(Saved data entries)
•••••

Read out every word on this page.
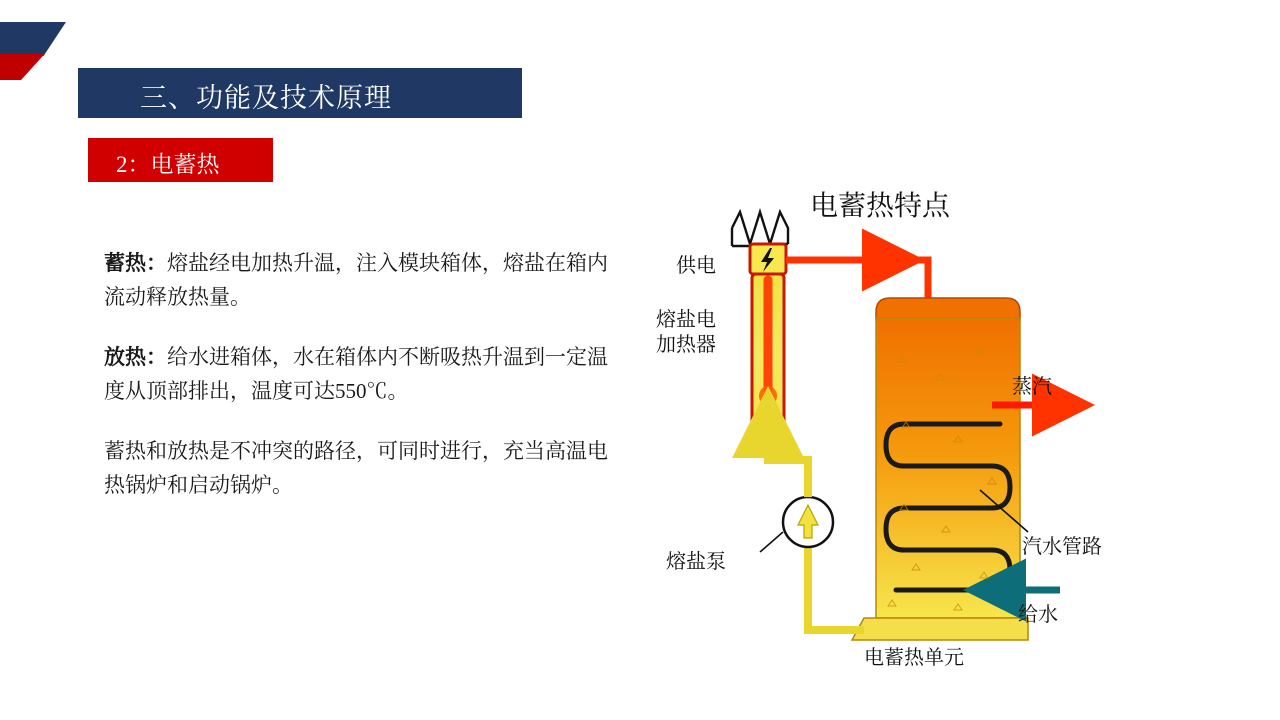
三、功能及技术原理
2：电蓄热
蓄热：熔盐经电加热升温，注入模块箱体，熔盐在箱内流动释放热量。
放热：给水进箱体，水在箱体内不断吸热升温到一定温度从顶部排出，温度可达550℃。
蓄热和放热是不冲突的路径，可同时进行，充当高温电热锅炉和启动锅炉。
电蓄热特点
供电
熔盐电
加热器
蒸汽
汽水管路
给水
熔盐泵
电蓄热单元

•••••

Leave the pictures out, and transcribe each of the records exactly.

Read out every word on this page.
三、功能及技术原理
2：电蓄热
蓄热：熔盐经电加热升温，注入模块箱体，熔盐在箱内流动释放热量。
放热：给水进箱体，水在箱体内不断吸热升温到一定温度从顶部排出，温度可达550℃。
蓄热和放热是不冲突的路径，可同时进行，充当高温电热锅炉和启动锅炉。
电蓄热特点
供电
熔盐电
加热器
蒸汽
汽水管路
给水
熔盐泵
电蓄热单元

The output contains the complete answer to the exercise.